<<<<

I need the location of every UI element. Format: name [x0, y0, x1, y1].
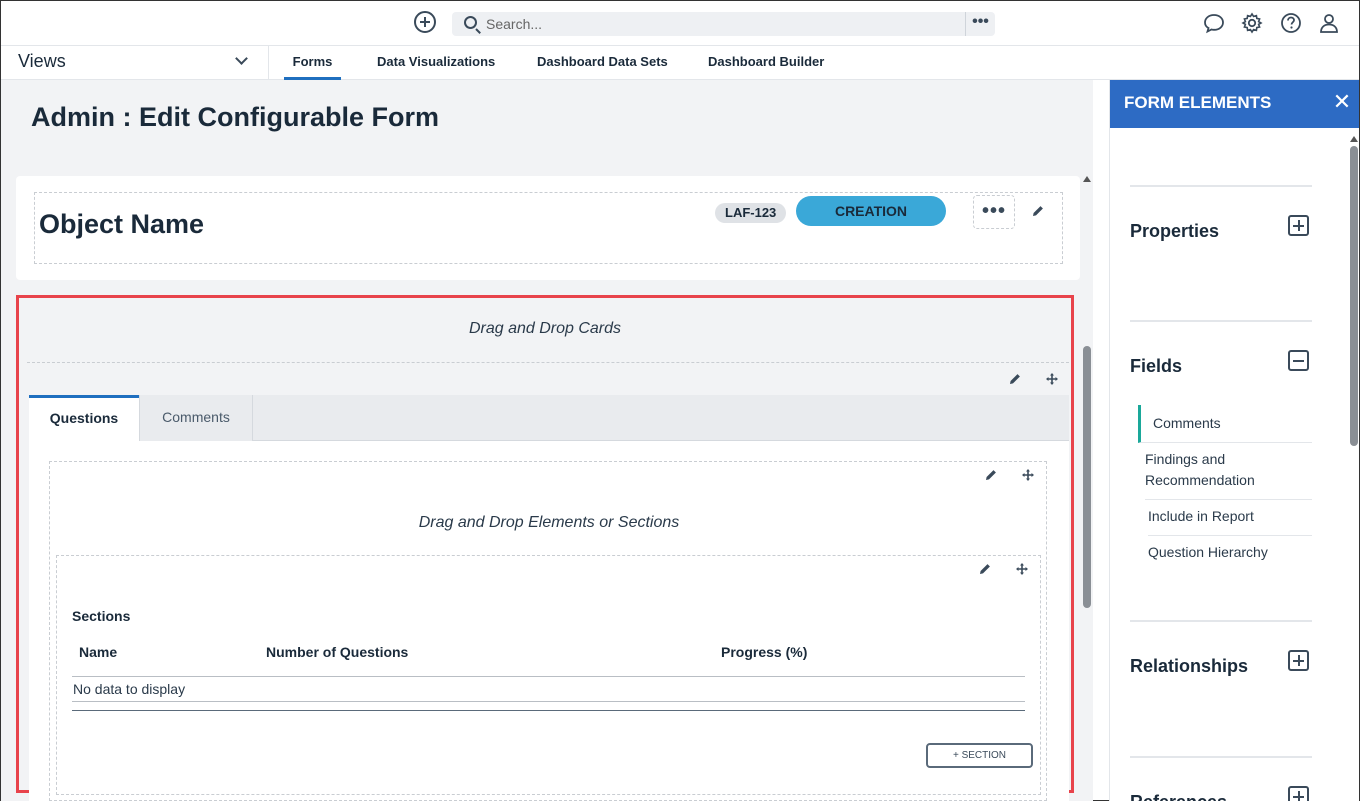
field-item-question-hierarchy[interactable]: Question Hierarchy — [1148, 534, 1312, 571]
edit-icon[interactable] — [1031, 204, 1045, 218]
tab-questions[interactable]: Questions — [29, 395, 139, 441]
drag-drop-elements-label: Drag and Drop Elements or Sections — [418, 514, 680, 531]
user-icon[interactable] — [1318, 12, 1340, 34]
relationships-group: Relationships — [1130, 620, 1312, 756]
empty-table-message: No data to display — [73, 681, 186, 697]
elements-dropzone: Drag and Drop Elements or Sections Secti… — [49, 461, 1047, 801]
search-icon — [464, 16, 477, 29]
panel-title: FORM ELEMENTS — [1124, 93, 1272, 112]
table-divider — [72, 676, 1025, 677]
panel-scrollbar[interactable] — [1350, 146, 1358, 446]
tab-dashboard-builder[interactable]: Dashboard Builder — [708, 46, 824, 80]
expand-icon[interactable] — [1288, 650, 1309, 671]
help-icon[interactable] — [1280, 12, 1302, 34]
references-group: References — [1130, 756, 1312, 801]
expand-icon[interactable] — [1288, 215, 1309, 236]
cards-highlight-region: Drag and Drop Cards Questions Comments D… — [16, 295, 1074, 801]
sections-card: Sections Name Number of Questions Progre… — [56, 555, 1041, 795]
nav-row: Views Forms Data Visualizations Dashboar… — [1, 46, 1359, 80]
field-item-findings-and-recommendation[interactable]: Findings and Recommendation — [1145, 441, 1312, 500]
object-header-dropzone: Object Name LAF-123 CREATION ••• — [34, 192, 1063, 264]
drag-drop-cards-label: Drag and Drop Cards — [468, 320, 622, 337]
collapse-icon[interactable] — [1288, 350, 1309, 371]
column-header-number-of-questions[interactable]: Number of Questions — [266, 644, 408, 660]
search-input[interactable] — [486, 14, 956, 34]
scroll-up-arrow[interactable] — [1350, 136, 1358, 142]
tab-comments[interactable]: Comments — [139, 395, 253, 441]
scroll-up-arrow[interactable] — [1083, 176, 1091, 182]
tab-dashboard-data-sets[interactable]: Dashboard Data Sets — [537, 46, 668, 80]
move-icon[interactable] — [1045, 372, 1059, 386]
relationships-label: Relationships — [1130, 656, 1249, 676]
edit-icon[interactable] — [978, 562, 992, 576]
field-item-comments[interactable]: Comments — [1138, 405, 1312, 443]
properties-label: Properties — [1130, 221, 1220, 241]
main-content: Admin : Edit Configurable Form Object Na… — [1, 80, 1093, 801]
sections-title: Sections — [72, 608, 131, 624]
form-elements-panel: FORM ELEMENTS ✕ Properties Fields Commen… — [1109, 80, 1359, 801]
page-title: Admin : Edit Configurable Form — [31, 102, 439, 132]
chevron-down-icon — [235, 52, 248, 65]
panel-header: FORM ELEMENTS ✕ — [1110, 80, 1359, 128]
edit-icon[interactable] — [1008, 372, 1022, 386]
column-header-progress[interactable]: Progress (%) — [721, 644, 807, 660]
object-name: Object Name — [39, 209, 205, 239]
gear-icon[interactable] — [1241, 12, 1263, 34]
properties-group: Properties — [1130, 185, 1312, 320]
expand-icon[interactable] — [1288, 786, 1309, 801]
table-divider — [72, 701, 1025, 702]
card-tabs: Questions Comments — [29, 395, 1069, 441]
add-icon[interactable] — [414, 11, 436, 33]
move-icon[interactable] — [1021, 468, 1035, 482]
search-box[interactable]: ••• — [452, 12, 995, 36]
views-dropdown[interactable]: Views — [1, 46, 269, 80]
object-header-card: Object Name LAF-123 CREATION ••• — [16, 176, 1080, 280]
move-icon[interactable] — [1015, 562, 1029, 576]
column-header-name[interactable]: Name — [79, 644, 117, 660]
views-label: Views — [18, 51, 66, 71]
status-badge[interactable]: CREATION — [796, 196, 946, 226]
edit-icon[interactable] — [984, 468, 998, 482]
table-bottom-border — [72, 710, 1025, 711]
field-item-include-in-report[interactable]: Include in Report — [1148, 498, 1312, 536]
top-bar: ••• — [1, 1, 1359, 46]
chat-icon[interactable] — [1203, 12, 1225, 34]
references-label: References — [1130, 792, 1227, 801]
more-options-button[interactable]: ••• — [973, 195, 1015, 229]
tab-data-visualizations[interactable]: Data Visualizations — [377, 46, 495, 80]
main-scrollbar[interactable] — [1083, 346, 1091, 608]
search-more-button[interactable]: ••• — [965, 12, 995, 36]
fields-label: Fields — [1130, 356, 1183, 376]
object-id-badge: LAF-123 — [715, 203, 787, 223]
close-icon[interactable]: ✕ — [1332, 91, 1352, 113]
questions-tab-panel: Drag and Drop Elements or Sections Secti… — [29, 441, 1069, 801]
add-section-button[interactable]: + SECTION — [926, 743, 1033, 768]
tab-forms[interactable]: Forms — [284, 46, 341, 80]
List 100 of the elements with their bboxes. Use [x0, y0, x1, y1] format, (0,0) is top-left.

>>>>

(Exercise directions):
Copy out every line of the listing above verbatim, omitting the picture.

(Result):
I need the location of every UI element. Format: name [x0, y0, x1, y1].
field-item-question-hierarchy[interactable]: Question Hierarchy — [1148, 534, 1312, 571]
edit-icon[interactable] — [1031, 204, 1045, 218]
tab-questions[interactable]: Questions — [29, 395, 139, 441]
drag-drop-elements-label: Drag and Drop Elements or Sections — [418, 514, 680, 531]
user-icon[interactable] — [1318, 12, 1340, 34]
relationships-group: Relationships — [1130, 620, 1312, 756]
empty-table-message: No data to display — [73, 681, 186, 697]
elements-dropzone: Drag and Drop Elements or Sections Secti… — [49, 461, 1047, 801]
search-icon — [464, 16, 477, 29]
panel-title: FORM ELEMENTS — [1124, 93, 1272, 112]
table-divider — [72, 676, 1025, 677]
panel-scrollbar[interactable] — [1350, 146, 1358, 446]
tab-dashboard-builder[interactable]: Dashboard Builder — [708, 46, 824, 80]
expand-icon[interactable] — [1288, 650, 1309, 671]
help-icon[interactable] — [1280, 12, 1302, 34]
references-group: References — [1130, 756, 1312, 801]
expand-icon[interactable] — [1288, 215, 1309, 236]
cards-highlight-region: Drag and Drop Cards Questions Comments D… — [16, 295, 1074, 801]
sections-card: Sections Name Number of Questions Progre… — [56, 555, 1041, 795]
nav-row: Views Forms Data Visualizations Dashboar… — [1, 46, 1359, 80]
field-item-findings-and-recommendation[interactable]: Findings and Recommendation — [1145, 441, 1312, 500]
object-header-dropzone: Object Name LAF-123 CREATION ••• — [34, 192, 1063, 264]
drag-drop-cards-label: Drag and Drop Cards — [468, 320, 622, 337]
collapse-icon[interactable] — [1288, 350, 1309, 371]
column-header-number-of-questions[interactable]: Number of Questions — [266, 644, 408, 660]
search-input[interactable] — [486, 14, 956, 34]
scroll-up-arrow[interactable] — [1350, 136, 1358, 142]
tab-comments[interactable]: Comments — [139, 395, 253, 441]
scroll-up-arrow[interactable] — [1083, 176, 1091, 182]
tab-dashboard-data-sets[interactable]: Dashboard Data Sets — [537, 46, 668, 80]
move-icon[interactable] — [1045, 372, 1059, 386]
relationships-label: Relationships — [1130, 656, 1249, 676]
edit-icon[interactable] — [978, 562, 992, 576]
field-item-comments[interactable]: Comments — [1138, 405, 1312, 443]
properties-label: Properties — [1130, 221, 1220, 241]
main-content: Admin : Edit Configurable Form Object Na… — [1, 80, 1093, 801]
sections-title: Sections — [72, 608, 131, 624]
form-elements-panel: FORM ELEMENTS ✕ Properties Fields Commen… — [1109, 80, 1359, 801]
page-title: Admin : Edit Configurable Form — [31, 102, 439, 132]
chevron-down-icon — [235, 52, 248, 65]
panel-header: FORM ELEMENTS ✕ — [1110, 80, 1359, 128]
edit-icon[interactable] — [1008, 372, 1022, 386]
column-header-progress[interactable]: Progress (%) — [721, 644, 807, 660]
object-name: Object Name — [39, 209, 205, 239]
gear-icon[interactable] — [1241, 12, 1263, 34]
properties-group: Properties — [1130, 185, 1312, 320]
expand-icon[interactable] — [1288, 786, 1309, 801]
table-divider — [72, 701, 1025, 702]
card-tabs: Questions Comments — [29, 395, 1069, 441]
add-icon[interactable] — [414, 11, 436, 33]
move-icon[interactable] — [1021, 468, 1035, 482]
search-box[interactable]: ••• — [452, 12, 995, 36]
views-dropdown[interactable]: Views — [1, 46, 269, 80]
object-header-card: Object Name LAF-123 CREATION ••• — [16, 176, 1080, 280]
move-icon[interactable] — [1015, 562, 1029, 576]
column-header-name[interactable]: Name — [79, 644, 117, 660]
views-label: Views — [18, 51, 66, 71]
status-badge[interactable]: CREATION — [796, 196, 946, 226]
edit-icon[interactable] — [984, 468, 998, 482]
table-bottom-border — [72, 710, 1025, 711]
field-item-include-in-report[interactable]: Include in Report — [1148, 498, 1312, 536]
top-bar: ••• — [1, 1, 1359, 46]
chat-icon[interactable] — [1203, 12, 1225, 34]
references-label: References — [1130, 792, 1227, 801]
more-options-button[interactable]: ••• — [973, 195, 1015, 229]
tab-data-visualizations[interactable]: Data Visualizations — [377, 46, 495, 80]
main-scrollbar[interactable] — [1083, 346, 1091, 608]
search-more-button[interactable]: ••• — [965, 12, 995, 36]
fields-label: Fields — [1130, 356, 1183, 376]
object-id-badge: LAF-123 — [715, 203, 787, 223]
close-icon[interactable]: ✕ — [1332, 91, 1352, 113]
questions-tab-panel: Drag and Drop Elements or Sections Secti… — [29, 441, 1069, 801]
add-section-button[interactable]: + SECTION — [926, 743, 1033, 768]
tab-forms[interactable]: Forms — [284, 46, 341, 80]
List 100 of the elements with their bboxes. Use [x0, y0, x1, y1] format, (0,0) is top-left.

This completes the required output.